Exercise prompt
Everything in the data should be repeated exactly, save for the images.

- - - - -

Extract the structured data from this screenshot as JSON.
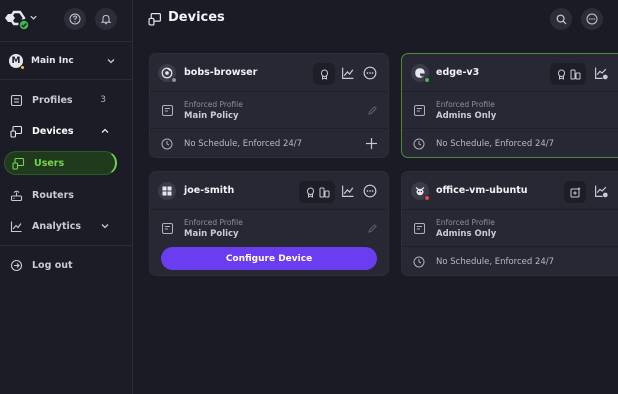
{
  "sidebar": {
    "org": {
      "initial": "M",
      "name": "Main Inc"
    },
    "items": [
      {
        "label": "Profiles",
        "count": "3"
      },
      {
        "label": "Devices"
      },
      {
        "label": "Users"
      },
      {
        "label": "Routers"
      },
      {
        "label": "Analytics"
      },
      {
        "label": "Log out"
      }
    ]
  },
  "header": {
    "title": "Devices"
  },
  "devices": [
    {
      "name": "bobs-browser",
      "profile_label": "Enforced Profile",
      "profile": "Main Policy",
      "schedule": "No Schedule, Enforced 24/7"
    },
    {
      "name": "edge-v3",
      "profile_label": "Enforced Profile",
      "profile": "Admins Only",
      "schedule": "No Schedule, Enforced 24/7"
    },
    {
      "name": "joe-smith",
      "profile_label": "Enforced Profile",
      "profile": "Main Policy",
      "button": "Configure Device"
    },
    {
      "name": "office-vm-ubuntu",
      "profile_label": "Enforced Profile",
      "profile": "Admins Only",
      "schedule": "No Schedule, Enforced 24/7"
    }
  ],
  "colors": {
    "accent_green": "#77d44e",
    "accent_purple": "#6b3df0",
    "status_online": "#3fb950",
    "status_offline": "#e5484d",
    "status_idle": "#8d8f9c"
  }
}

- - - - -

Solution to the exercise
Extract the structured data from this screenshot as JSON.
{
  "sidebar": {
    "org": {
      "initial": "M",
      "name": "Main Inc"
    },
    "items": [
      {
        "label": "Profiles",
        "count": "3"
      },
      {
        "label": "Devices"
      },
      {
        "label": "Users"
      },
      {
        "label": "Routers"
      },
      {
        "label": "Analytics"
      },
      {
        "label": "Log out"
      }
    ]
  },
  "header": {
    "title": "Devices"
  },
  "devices": [
    {
      "name": "bobs-browser",
      "profile_label": "Enforced Profile",
      "profile": "Main Policy",
      "schedule": "No Schedule, Enforced 24/7"
    },
    {
      "name": "edge-v3",
      "profile_label": "Enforced Profile",
      "profile": "Admins Only",
      "schedule": "No Schedule, Enforced 24/7"
    },
    {
      "name": "joe-smith",
      "profile_label": "Enforced Profile",
      "profile": "Main Policy",
      "button": "Configure Device"
    },
    {
      "name": "office-vm-ubuntu",
      "profile_label": "Enforced Profile",
      "profile": "Admins Only",
      "schedule": "No Schedule, Enforced 24/7"
    }
  ],
  "colors": {
    "accent_green": "#77d44e",
    "accent_purple": "#6b3df0",
    "status_online": "#3fb950",
    "status_offline": "#e5484d",
    "status_idle": "#8d8f9c"
  }
}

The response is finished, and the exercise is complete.